TASK BRIEF:
Reproduce the material verbatim, starting with the line that contains "give bounding boxes" and going on through the line that contains "echo-cell — [145, 150, 149, 154]", including both. Omit the pictures from your answer.

DATA ROWS:
◆ ◆ ◆ ◆ ◆

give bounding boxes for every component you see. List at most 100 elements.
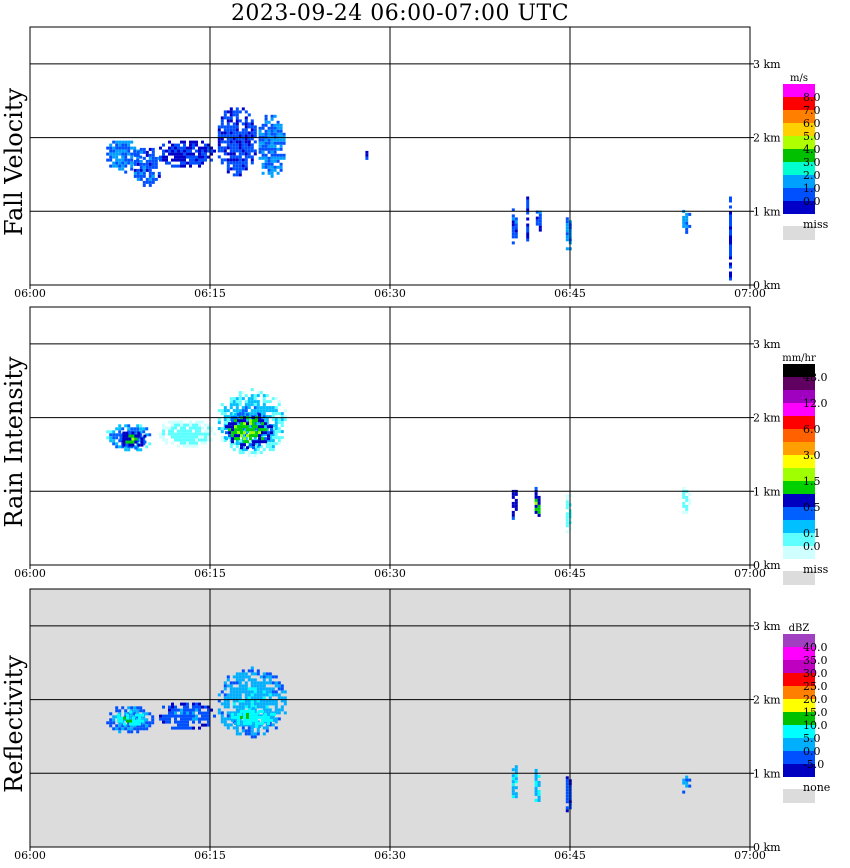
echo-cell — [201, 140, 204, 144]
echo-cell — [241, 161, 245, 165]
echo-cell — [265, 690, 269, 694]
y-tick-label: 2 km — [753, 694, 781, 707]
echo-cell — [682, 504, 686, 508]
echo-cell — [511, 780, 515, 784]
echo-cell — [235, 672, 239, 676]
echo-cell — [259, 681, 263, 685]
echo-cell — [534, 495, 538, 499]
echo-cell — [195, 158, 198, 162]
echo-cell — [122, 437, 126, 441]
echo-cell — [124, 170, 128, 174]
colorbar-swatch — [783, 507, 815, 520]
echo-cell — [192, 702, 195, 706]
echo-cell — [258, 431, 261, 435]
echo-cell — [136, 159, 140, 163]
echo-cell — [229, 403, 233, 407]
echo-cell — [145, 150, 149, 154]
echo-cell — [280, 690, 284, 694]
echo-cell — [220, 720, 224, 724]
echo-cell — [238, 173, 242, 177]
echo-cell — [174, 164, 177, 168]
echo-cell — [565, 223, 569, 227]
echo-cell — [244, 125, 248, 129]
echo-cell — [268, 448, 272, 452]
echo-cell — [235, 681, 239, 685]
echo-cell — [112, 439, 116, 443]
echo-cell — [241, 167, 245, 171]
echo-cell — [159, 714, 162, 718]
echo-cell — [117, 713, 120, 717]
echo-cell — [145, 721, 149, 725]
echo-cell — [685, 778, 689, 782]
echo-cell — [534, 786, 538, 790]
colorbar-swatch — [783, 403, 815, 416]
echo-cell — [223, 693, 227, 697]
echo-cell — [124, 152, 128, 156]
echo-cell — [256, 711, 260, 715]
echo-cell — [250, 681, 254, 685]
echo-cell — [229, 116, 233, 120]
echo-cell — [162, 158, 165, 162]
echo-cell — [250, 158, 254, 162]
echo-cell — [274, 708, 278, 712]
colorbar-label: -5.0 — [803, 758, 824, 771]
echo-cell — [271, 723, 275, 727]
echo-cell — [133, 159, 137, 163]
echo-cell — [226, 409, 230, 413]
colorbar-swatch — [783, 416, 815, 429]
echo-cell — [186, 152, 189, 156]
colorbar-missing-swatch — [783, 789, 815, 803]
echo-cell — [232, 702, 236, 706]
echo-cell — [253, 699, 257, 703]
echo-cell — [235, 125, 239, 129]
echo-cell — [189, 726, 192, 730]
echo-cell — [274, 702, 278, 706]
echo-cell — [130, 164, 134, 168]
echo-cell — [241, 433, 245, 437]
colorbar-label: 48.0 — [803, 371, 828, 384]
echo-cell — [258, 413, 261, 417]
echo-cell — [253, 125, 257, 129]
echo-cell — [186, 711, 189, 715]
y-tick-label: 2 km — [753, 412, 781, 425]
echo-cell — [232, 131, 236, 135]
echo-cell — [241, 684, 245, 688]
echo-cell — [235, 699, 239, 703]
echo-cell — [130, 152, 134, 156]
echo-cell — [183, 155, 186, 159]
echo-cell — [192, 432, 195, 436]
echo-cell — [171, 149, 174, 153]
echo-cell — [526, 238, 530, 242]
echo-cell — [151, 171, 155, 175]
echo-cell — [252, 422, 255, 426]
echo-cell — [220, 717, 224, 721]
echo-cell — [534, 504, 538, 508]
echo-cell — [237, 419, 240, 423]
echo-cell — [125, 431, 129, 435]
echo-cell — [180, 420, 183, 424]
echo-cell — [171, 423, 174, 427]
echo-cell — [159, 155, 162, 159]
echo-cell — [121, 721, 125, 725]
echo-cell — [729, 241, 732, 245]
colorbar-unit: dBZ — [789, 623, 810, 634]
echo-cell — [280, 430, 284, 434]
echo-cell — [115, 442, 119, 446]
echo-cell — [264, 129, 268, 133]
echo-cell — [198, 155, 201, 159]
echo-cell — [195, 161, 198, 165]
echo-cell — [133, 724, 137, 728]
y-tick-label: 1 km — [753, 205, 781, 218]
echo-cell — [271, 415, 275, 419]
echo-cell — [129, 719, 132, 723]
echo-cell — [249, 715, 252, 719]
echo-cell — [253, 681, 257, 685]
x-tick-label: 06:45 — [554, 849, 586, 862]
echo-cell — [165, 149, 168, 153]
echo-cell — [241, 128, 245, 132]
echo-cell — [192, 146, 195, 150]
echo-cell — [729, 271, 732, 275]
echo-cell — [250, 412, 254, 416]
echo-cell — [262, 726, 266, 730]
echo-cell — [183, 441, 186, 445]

◆ ◆ ◆ ◆ ◆

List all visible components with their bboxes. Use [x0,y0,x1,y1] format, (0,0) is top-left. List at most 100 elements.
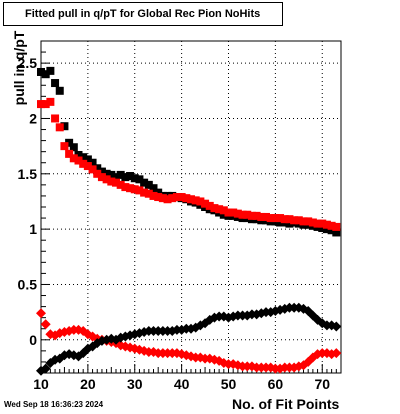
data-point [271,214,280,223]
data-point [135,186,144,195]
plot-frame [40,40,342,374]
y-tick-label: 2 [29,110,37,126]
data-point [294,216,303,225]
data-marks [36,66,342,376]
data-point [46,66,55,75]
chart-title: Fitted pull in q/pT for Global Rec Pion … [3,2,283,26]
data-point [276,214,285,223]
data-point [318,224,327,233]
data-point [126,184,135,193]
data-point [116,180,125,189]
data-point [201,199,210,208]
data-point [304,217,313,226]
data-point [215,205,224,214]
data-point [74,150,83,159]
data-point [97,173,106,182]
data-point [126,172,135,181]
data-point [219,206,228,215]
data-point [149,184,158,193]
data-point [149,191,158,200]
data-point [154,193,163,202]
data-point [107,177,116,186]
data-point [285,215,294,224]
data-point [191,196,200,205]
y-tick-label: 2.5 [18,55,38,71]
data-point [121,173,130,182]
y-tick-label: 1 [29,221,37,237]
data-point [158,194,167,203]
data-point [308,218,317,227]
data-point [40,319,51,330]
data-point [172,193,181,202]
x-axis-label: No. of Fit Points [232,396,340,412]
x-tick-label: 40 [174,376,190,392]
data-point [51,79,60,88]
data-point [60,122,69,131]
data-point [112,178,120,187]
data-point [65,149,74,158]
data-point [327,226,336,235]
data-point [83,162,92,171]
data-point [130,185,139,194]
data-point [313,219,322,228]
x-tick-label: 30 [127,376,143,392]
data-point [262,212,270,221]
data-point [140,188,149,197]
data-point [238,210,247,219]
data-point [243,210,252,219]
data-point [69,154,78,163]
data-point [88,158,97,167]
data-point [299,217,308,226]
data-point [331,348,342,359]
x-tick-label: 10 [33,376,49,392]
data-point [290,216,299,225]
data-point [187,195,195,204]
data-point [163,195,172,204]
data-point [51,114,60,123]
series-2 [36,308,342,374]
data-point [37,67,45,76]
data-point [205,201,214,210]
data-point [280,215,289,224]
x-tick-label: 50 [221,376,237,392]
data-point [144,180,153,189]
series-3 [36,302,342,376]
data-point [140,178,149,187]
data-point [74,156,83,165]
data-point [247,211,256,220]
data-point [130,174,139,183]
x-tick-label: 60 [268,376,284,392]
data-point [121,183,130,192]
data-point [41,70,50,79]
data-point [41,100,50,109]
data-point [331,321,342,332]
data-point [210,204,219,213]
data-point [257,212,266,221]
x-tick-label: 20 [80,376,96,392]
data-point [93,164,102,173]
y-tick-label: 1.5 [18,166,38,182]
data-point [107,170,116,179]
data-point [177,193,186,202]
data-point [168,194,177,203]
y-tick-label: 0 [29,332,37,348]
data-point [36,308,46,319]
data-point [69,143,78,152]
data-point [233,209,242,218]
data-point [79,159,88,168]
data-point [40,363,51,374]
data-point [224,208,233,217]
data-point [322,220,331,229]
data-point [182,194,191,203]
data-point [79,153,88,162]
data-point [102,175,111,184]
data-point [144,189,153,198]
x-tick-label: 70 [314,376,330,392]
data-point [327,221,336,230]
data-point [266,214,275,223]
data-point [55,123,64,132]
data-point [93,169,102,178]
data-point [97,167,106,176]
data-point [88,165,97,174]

◆ ◆ ◆ ◆ ◆

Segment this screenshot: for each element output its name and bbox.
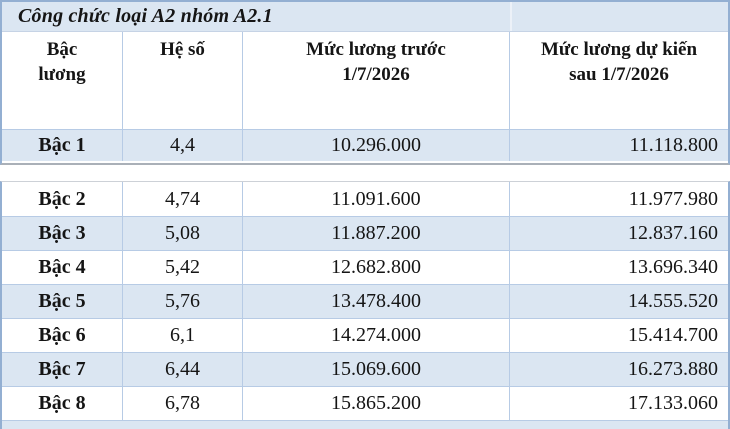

◆ ◆ ◆ ◆ ◆

EXERCISE OUTPUT:
give bounding boxes for every component you see. List at most 100 elements.
echo-cell — [201, 140, 204, 144]
echo-cell — [241, 161, 245, 165]
echo-cell — [265, 690, 269, 694]
y-tick-label: 2 km — [753, 694, 781, 707]
echo-cell — [682, 504, 686, 508]
echo-cell — [511, 780, 515, 784]
echo-cell — [235, 672, 239, 676]
echo-cell — [259, 681, 263, 685]
echo-cell — [534, 495, 538, 499]
echo-cell — [195, 158, 198, 162]
echo-cell — [122, 437, 126, 441]
echo-cell — [124, 170, 128, 174]
colorbar-swatch — [783, 507, 815, 520]
echo-cell — [192, 702, 195, 706]
echo-cell — [258, 431, 261, 435]
echo-cell — [136, 159, 140, 163]
echo-cell — [229, 403, 233, 407]
echo-cell — [145, 150, 149, 154]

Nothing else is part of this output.